— Start of Record excerpts —

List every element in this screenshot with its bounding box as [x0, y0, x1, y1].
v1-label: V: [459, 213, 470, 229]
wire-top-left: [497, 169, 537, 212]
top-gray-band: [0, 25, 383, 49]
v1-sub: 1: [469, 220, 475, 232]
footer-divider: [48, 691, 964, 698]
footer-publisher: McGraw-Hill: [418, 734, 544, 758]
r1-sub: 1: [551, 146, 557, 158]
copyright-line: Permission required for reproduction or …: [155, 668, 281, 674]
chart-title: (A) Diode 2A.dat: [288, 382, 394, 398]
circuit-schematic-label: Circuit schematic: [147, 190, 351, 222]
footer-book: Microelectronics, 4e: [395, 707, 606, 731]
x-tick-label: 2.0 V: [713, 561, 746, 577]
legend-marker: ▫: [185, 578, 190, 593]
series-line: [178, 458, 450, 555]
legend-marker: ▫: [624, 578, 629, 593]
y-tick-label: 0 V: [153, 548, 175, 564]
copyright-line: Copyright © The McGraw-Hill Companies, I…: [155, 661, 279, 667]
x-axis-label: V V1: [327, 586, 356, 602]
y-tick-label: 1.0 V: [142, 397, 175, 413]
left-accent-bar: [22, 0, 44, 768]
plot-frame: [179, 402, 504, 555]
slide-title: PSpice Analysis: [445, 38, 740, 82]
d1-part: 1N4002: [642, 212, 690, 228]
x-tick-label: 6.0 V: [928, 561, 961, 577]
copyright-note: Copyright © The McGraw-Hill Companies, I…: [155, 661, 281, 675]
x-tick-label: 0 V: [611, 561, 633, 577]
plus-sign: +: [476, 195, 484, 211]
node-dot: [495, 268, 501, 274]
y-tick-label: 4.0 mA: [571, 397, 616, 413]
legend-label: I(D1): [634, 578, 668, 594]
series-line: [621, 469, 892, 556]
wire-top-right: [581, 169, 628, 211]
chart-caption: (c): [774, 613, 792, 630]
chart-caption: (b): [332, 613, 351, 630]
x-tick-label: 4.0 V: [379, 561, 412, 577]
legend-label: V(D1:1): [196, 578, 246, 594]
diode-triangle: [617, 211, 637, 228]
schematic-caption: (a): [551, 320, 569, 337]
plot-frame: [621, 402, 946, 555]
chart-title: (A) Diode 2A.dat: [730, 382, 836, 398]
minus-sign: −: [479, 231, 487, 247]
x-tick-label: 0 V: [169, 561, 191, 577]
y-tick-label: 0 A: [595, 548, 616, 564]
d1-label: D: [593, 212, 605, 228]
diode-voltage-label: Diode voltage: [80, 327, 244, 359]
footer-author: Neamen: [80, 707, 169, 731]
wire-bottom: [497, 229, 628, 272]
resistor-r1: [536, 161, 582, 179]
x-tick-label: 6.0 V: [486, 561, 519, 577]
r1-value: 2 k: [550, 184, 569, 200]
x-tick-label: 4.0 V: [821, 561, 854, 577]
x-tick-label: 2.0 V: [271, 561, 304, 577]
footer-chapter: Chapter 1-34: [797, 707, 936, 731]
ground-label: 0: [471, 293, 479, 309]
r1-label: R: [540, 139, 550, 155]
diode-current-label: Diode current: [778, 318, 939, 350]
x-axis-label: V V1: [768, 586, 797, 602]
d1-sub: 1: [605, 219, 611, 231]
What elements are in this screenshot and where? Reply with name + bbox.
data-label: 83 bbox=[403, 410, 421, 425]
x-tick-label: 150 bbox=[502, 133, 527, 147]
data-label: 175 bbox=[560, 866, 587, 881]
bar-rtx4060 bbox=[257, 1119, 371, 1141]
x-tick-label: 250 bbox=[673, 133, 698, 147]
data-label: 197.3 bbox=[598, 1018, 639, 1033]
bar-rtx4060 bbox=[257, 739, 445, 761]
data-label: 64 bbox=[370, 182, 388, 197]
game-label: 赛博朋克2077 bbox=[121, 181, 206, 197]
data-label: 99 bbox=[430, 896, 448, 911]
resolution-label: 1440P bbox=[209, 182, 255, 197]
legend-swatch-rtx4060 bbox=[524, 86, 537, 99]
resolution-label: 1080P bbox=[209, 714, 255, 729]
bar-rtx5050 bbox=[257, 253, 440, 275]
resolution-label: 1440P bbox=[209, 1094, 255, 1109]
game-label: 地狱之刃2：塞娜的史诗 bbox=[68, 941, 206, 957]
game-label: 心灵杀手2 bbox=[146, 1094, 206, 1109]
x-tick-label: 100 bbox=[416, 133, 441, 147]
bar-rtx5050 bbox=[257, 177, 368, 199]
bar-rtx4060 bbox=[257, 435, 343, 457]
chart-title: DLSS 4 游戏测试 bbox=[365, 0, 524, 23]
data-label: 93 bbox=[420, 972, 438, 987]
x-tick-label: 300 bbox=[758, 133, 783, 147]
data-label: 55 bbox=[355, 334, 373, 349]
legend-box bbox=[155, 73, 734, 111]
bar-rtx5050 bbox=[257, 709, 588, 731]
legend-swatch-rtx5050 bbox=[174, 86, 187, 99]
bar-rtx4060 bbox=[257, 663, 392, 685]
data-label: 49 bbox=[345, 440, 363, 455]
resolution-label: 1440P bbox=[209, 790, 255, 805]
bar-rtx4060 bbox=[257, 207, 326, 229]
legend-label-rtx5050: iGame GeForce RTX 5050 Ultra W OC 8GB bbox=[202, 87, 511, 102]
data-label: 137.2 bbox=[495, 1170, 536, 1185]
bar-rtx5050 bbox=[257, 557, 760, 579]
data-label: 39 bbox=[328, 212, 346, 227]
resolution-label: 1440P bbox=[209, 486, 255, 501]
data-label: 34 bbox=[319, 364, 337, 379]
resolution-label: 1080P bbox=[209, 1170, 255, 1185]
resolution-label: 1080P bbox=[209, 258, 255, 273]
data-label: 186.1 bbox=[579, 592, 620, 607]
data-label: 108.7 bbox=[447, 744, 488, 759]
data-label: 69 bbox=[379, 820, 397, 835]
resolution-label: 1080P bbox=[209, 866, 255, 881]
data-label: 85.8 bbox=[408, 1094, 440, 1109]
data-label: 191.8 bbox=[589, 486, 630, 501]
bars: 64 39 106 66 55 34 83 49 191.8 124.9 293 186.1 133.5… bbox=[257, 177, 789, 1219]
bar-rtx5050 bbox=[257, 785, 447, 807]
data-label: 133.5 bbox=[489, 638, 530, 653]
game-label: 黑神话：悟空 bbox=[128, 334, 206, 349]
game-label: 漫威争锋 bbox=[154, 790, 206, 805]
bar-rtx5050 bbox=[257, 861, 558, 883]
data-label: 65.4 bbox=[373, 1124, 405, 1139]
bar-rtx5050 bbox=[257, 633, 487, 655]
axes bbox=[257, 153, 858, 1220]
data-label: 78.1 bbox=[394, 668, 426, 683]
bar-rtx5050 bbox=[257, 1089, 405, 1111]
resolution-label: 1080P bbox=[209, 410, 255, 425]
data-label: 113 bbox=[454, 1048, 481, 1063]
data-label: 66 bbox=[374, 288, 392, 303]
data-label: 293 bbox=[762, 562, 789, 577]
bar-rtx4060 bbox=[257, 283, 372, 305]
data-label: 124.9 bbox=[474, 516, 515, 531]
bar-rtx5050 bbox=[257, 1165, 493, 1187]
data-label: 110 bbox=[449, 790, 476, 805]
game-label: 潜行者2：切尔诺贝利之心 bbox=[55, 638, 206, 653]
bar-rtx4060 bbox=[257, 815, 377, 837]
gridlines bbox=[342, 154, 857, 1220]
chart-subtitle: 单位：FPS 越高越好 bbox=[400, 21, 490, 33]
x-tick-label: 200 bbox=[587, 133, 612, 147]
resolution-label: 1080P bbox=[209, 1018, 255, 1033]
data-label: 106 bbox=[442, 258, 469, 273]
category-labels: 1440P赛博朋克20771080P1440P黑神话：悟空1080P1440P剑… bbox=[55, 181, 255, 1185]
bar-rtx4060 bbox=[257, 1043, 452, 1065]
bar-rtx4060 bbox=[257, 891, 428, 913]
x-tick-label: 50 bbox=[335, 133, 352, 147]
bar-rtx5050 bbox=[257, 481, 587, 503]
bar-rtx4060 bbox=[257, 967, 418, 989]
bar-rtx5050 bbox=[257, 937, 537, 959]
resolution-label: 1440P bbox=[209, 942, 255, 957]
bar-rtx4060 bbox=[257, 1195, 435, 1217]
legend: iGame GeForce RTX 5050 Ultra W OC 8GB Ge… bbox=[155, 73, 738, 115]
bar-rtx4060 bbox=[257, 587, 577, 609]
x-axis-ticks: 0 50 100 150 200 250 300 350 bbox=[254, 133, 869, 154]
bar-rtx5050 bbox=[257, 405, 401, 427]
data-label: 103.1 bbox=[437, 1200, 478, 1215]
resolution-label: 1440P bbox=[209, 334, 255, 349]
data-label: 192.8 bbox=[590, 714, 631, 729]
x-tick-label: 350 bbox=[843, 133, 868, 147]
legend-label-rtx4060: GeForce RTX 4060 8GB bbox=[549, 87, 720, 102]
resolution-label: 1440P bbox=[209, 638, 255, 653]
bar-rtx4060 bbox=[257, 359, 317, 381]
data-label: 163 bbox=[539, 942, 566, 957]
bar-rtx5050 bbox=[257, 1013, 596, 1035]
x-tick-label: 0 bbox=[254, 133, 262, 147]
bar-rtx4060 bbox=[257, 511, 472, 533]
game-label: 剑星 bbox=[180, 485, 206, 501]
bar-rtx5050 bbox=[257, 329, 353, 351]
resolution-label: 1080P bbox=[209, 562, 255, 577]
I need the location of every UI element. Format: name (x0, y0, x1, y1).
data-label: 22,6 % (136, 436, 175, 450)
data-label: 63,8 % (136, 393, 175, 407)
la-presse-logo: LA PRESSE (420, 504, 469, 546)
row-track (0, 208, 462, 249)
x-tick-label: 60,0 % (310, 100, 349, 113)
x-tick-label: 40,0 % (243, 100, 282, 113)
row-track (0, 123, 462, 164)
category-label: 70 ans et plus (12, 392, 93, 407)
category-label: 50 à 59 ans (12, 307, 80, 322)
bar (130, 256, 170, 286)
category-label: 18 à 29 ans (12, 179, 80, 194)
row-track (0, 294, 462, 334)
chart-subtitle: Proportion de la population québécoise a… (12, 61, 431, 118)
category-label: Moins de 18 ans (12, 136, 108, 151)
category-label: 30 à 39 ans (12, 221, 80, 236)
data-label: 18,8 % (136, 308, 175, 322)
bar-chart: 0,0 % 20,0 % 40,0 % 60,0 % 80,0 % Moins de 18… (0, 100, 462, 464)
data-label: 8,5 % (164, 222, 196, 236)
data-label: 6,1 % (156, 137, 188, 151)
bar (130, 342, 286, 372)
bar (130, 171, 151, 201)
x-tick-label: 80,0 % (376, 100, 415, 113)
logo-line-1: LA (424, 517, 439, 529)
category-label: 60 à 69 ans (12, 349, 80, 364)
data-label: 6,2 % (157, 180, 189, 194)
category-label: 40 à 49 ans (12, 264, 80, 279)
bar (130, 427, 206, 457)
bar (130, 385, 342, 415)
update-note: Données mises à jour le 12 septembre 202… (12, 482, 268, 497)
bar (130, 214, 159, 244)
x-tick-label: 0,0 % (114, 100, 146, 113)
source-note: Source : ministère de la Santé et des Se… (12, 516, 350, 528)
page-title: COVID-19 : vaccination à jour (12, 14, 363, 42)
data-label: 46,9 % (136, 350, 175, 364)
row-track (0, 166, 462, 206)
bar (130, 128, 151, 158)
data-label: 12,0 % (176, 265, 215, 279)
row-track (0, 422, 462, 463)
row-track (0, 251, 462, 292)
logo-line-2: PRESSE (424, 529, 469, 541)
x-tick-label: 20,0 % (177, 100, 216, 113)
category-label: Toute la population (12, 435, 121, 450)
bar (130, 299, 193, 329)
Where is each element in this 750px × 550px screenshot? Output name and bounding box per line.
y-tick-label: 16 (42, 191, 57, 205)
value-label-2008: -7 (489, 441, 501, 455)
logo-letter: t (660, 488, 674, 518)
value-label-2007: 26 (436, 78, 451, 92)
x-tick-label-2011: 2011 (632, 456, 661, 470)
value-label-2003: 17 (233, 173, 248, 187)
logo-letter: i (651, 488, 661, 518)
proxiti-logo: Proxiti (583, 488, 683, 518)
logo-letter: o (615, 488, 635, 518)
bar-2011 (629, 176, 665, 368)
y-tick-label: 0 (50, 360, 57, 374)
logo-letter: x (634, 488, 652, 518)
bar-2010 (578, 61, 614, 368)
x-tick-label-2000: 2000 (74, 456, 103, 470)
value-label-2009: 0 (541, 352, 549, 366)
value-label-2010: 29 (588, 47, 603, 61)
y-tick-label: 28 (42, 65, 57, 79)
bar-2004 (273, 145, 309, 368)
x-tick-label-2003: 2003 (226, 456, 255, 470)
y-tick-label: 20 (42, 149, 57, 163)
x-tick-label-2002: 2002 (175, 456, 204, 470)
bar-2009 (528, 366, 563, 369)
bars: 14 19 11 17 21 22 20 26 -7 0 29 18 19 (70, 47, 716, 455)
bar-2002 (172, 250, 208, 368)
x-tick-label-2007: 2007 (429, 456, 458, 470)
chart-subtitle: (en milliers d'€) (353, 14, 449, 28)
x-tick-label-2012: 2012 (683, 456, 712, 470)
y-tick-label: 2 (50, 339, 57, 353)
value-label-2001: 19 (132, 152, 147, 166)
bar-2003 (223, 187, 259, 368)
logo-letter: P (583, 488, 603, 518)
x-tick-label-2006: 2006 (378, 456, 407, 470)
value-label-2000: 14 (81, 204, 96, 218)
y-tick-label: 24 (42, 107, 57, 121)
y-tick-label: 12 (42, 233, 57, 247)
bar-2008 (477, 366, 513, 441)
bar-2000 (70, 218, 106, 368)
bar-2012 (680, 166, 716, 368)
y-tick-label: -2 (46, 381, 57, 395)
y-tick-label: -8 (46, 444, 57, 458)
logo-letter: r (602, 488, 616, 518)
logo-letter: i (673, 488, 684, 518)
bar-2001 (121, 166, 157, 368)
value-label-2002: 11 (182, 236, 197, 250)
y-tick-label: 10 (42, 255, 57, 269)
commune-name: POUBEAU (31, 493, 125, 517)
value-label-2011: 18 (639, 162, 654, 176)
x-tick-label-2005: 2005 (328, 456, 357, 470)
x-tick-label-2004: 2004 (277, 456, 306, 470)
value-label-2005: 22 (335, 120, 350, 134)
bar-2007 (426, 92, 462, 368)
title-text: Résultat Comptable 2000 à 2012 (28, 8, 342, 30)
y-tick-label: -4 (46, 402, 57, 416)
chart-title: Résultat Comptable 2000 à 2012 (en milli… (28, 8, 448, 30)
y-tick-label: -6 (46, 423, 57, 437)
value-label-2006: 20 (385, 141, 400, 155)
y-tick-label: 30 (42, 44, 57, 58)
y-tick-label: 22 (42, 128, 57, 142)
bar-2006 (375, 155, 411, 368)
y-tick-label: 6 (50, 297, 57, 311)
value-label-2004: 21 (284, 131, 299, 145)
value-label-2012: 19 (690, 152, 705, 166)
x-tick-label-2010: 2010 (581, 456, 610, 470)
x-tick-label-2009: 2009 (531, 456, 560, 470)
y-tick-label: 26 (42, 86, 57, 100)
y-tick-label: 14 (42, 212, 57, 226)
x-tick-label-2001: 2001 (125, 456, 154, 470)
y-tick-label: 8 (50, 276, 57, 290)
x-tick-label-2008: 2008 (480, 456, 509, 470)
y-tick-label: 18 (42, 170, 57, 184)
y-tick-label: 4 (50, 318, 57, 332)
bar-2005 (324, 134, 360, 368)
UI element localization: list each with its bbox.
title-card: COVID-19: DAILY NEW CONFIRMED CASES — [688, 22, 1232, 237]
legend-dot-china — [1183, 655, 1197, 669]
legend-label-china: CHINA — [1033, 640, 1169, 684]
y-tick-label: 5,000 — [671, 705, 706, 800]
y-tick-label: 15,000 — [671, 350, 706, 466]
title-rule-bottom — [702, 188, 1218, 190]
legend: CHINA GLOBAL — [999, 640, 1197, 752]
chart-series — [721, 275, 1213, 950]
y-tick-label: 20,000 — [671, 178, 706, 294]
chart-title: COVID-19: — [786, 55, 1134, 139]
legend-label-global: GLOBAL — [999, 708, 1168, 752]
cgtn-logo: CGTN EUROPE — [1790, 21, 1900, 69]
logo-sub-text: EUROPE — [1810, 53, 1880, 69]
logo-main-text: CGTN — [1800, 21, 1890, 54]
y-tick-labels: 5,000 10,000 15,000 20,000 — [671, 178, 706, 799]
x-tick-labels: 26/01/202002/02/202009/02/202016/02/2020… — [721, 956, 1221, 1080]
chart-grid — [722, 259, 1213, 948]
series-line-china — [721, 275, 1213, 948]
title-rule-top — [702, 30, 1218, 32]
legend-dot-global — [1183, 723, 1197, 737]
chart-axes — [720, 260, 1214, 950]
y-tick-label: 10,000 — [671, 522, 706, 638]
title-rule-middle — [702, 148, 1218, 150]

— End of Record excerpts —

→ **Requirements**:
Please repeat everything from the start of the records down to the line containing "x-tick-label: 2.0 V: [713, 561, 746, 577]", including that line.

→ **Finished task**:
List every element in this screenshot with its bounding box as [x0, y0, x1, y1].
v1-label: V: [459, 213, 470, 229]
wire-top-left: [497, 169, 537, 212]
top-gray-band: [0, 25, 383, 49]
v1-sub: 1: [469, 220, 475, 232]
footer-divider: [48, 691, 964, 698]
footer-publisher: McGraw-Hill: [418, 734, 544, 758]
r1-sub: 1: [551, 146, 557, 158]
copyright-line: Permission required for reproduction or …: [155, 668, 281, 674]
chart-title: (A) Diode 2A.dat: [288, 382, 394, 398]
circuit-schematic-label: Circuit schematic: [147, 190, 351, 222]
footer-book: Microelectronics, 4e: [395, 707, 606, 731]
x-tick-label: 2.0 V: [713, 561, 746, 577]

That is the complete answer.